# PROBLEM DESCRIPTION
Can you write out all of the material below, word for word?

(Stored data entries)

----

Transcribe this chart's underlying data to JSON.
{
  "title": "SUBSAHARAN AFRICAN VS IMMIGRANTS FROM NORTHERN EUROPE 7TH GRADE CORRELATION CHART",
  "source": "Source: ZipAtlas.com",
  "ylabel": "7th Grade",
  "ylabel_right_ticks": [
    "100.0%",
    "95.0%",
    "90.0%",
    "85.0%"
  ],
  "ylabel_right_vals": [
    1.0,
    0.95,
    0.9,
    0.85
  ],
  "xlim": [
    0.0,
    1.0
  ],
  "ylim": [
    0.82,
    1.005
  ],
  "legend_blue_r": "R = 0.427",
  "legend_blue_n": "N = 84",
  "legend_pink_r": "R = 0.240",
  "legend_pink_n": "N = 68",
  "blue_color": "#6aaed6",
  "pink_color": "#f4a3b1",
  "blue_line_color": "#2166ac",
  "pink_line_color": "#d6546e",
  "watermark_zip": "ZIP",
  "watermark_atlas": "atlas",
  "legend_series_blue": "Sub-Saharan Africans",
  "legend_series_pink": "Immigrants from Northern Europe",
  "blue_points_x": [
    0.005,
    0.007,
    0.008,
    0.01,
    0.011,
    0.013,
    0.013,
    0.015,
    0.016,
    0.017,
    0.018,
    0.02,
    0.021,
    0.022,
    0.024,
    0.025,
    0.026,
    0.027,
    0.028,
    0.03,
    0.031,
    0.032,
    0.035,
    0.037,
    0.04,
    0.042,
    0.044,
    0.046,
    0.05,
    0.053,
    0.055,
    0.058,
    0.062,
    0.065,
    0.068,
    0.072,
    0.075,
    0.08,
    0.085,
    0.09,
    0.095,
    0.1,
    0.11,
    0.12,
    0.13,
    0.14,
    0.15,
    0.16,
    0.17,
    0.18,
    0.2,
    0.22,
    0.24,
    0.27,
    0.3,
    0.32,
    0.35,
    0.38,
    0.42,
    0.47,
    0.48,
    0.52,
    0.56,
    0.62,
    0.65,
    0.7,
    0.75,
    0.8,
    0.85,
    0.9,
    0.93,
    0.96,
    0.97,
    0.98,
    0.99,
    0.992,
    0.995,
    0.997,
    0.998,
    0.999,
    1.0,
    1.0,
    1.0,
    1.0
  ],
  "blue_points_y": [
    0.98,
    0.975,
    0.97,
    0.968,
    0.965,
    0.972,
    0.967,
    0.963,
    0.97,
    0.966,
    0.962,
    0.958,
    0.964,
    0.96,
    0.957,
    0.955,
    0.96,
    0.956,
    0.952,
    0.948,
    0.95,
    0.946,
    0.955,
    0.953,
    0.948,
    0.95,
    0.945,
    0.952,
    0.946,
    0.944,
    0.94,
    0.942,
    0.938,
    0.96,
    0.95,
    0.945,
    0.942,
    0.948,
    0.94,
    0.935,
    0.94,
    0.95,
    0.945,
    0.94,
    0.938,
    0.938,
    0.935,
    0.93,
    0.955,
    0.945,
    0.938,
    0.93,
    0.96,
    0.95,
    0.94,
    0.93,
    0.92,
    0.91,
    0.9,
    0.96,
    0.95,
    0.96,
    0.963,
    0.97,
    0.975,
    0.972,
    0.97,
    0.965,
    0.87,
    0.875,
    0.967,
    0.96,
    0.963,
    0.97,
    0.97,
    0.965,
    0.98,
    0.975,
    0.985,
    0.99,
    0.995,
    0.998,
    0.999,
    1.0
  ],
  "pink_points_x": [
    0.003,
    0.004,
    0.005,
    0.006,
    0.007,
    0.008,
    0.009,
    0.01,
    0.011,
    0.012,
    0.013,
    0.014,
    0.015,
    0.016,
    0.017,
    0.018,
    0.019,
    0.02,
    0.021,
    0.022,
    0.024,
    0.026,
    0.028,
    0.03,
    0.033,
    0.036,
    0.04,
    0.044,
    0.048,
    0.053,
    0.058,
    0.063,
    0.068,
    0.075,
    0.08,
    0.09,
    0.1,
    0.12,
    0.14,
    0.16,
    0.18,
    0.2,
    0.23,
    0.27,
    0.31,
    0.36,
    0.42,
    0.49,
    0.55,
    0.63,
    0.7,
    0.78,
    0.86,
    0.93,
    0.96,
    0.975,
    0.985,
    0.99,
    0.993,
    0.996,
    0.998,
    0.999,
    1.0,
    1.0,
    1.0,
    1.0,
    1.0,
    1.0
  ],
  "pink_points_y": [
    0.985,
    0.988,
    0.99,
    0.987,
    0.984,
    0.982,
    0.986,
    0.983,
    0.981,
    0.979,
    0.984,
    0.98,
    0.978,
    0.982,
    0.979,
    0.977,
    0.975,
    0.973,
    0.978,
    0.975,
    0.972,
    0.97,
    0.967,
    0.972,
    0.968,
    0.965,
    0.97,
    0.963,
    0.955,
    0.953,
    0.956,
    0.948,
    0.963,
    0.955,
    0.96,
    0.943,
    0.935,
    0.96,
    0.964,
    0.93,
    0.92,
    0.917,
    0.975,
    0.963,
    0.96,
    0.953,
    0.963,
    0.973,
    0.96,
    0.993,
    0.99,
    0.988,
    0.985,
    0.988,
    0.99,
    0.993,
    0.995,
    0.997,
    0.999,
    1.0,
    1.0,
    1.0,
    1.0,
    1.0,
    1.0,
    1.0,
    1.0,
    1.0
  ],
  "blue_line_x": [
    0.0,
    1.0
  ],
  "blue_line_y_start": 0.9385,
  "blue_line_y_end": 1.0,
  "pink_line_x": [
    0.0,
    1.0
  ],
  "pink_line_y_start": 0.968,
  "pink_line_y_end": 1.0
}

----

# FINISHED ANSWER
Transcribe this chart's underlying data to JSON.
{
  "title": "SUBSAHARAN AFRICAN VS IMMIGRANTS FROM NORTHERN EUROPE 7TH GRADE CORRELATION CHART",
  "source": "Source: ZipAtlas.com",
  "ylabel": "7th Grade",
  "ylabel_right_ticks": [
    "100.0%",
    "95.0%",
    "90.0%",
    "85.0%"
  ],
  "ylabel_right_vals": [
    1.0,
    0.95,
    0.9,
    0.85
  ],
  "xlim": [
    0.0,
    1.0
  ],
  "ylim": [
    0.82,
    1.005
  ],
  "legend_blue_r": "R = 0.427",
  "legend_blue_n": "N = 84",
  "legend_pink_r": "R = 0.240",
  "legend_pink_n": "N = 68",
  "blue_color": "#6aaed6",
  "pink_color": "#f4a3b1",
  "blue_line_color": "#2166ac",
  "pink_line_color": "#d6546e",
  "watermark_zip": "ZIP",
  "watermark_atlas": "atlas",
  "legend_series_blue": "Sub-Saharan Africans",
  "legend_series_pink": "Immigrants from Northern Europe",
  "blue_points_x": [
    0.005,
    0.007,
    0.008,
    0.01,
    0.011,
    0.013,
    0.013,
    0.015,
    0.016,
    0.017,
    0.018,
    0.02,
    0.021,
    0.022,
    0.024,
    0.025,
    0.026,
    0.027,
    0.028,
    0.03,
    0.031,
    0.032,
    0.035,
    0.037,
    0.04,
    0.042,
    0.044,
    0.046,
    0.05,
    0.053,
    0.055,
    0.058,
    0.062,
    0.065,
    0.068,
    0.072,
    0.075,
    0.08,
    0.085,
    0.09,
    0.095,
    0.1,
    0.11,
    0.12,
    0.13,
    0.14,
    0.15,
    0.16,
    0.17,
    0.18,
    0.2,
    0.22,
    0.24,
    0.27,
    0.3,
    0.32,
    0.35,
    0.38,
    0.42,
    0.47,
    0.48,
    0.52,
    0.56,
    0.62,
    0.65,
    0.7,
    0.75,
    0.8,
    0.85,
    0.9,
    0.93,
    0.96,
    0.97,
    0.98,
    0.99,
    0.992,
    0.995,
    0.997,
    0.998,
    0.999,
    1.0,
    1.0,
    1.0,
    1.0
  ],
  "blue_points_y": [
    0.98,
    0.975,
    0.97,
    0.968,
    0.965,
    0.972,
    0.967,
    0.963,
    0.97,
    0.966,
    0.962,
    0.958,
    0.964,
    0.96,
    0.957,
    0.955,
    0.96,
    0.956,
    0.952,
    0.948,
    0.95,
    0.946,
    0.955,
    0.953,
    0.948,
    0.95,
    0.945,
    0.952,
    0.946,
    0.944,
    0.94,
    0.942,
    0.938,
    0.96,
    0.95,
    0.945,
    0.942,
    0.948,
    0.94,
    0.935,
    0.94,
    0.95,
    0.945,
    0.94,
    0.938,
    0.938,
    0.935,
    0.93,
    0.955,
    0.945,
    0.938,
    0.93,
    0.96,
    0.95,
    0.94,
    0.93,
    0.92,
    0.91,
    0.9,
    0.96,
    0.95,
    0.96,
    0.963,
    0.97,
    0.975,
    0.972,
    0.97,
    0.965,
    0.87,
    0.875,
    0.967,
    0.96,
    0.963,
    0.97,
    0.97,
    0.965,
    0.98,
    0.975,
    0.985,
    0.99,
    0.995,
    0.998,
    0.999,
    1.0
  ],
  "pink_points_x": [
    0.003,
    0.004,
    0.005,
    0.006,
    0.007,
    0.008,
    0.009,
    0.01,
    0.011,
    0.012,
    0.013,
    0.014,
    0.015,
    0.016,
    0.017,
    0.018,
    0.019,
    0.02,
    0.021,
    0.022,
    0.024,
    0.026,
    0.028,
    0.03,
    0.033,
    0.036,
    0.04,
    0.044,
    0.048,
    0.053,
    0.058,
    0.063,
    0.068,
    0.075,
    0.08,
    0.09,
    0.1,
    0.12,
    0.14,
    0.16,
    0.18,
    0.2,
    0.23,
    0.27,
    0.31,
    0.36,
    0.42,
    0.49,
    0.55,
    0.63,
    0.7,
    0.78,
    0.86,
    0.93,
    0.96,
    0.975,
    0.985,
    0.99,
    0.993,
    0.996,
    0.998,
    0.999,
    1.0,
    1.0,
    1.0,
    1.0,
    1.0,
    1.0
  ],
  "pink_points_y": [
    0.985,
    0.988,
    0.99,
    0.987,
    0.984,
    0.982,
    0.986,
    0.983,
    0.981,
    0.979,
    0.984,
    0.98,
    0.978,
    0.982,
    0.979,
    0.977,
    0.975,
    0.973,
    0.978,
    0.975,
    0.972,
    0.97,
    0.967,
    0.972,
    0.968,
    0.965,
    0.97,
    0.963,
    0.955,
    0.953,
    0.956,
    0.948,
    0.963,
    0.955,
    0.96,
    0.943,
    0.935,
    0.96,
    0.964,
    0.93,
    0.92,
    0.917,
    0.975,
    0.963,
    0.96,
    0.953,
    0.963,
    0.973,
    0.96,
    0.993,
    0.99,
    0.988,
    0.985,
    0.988,
    0.99,
    0.993,
    0.995,
    0.997,
    0.999,
    1.0,
    1.0,
    1.0,
    1.0,
    1.0,
    1.0,
    1.0,
    1.0,
    1.0
  ],
  "blue_line_x": [
    0.0,
    1.0
  ],
  "blue_line_y_start": 0.9385,
  "blue_line_y_end": 1.0,
  "pink_line_x": [
    0.0,
    1.0
  ],
  "pink_line_y_start": 0.968,
  "pink_line_y_end": 1.0
}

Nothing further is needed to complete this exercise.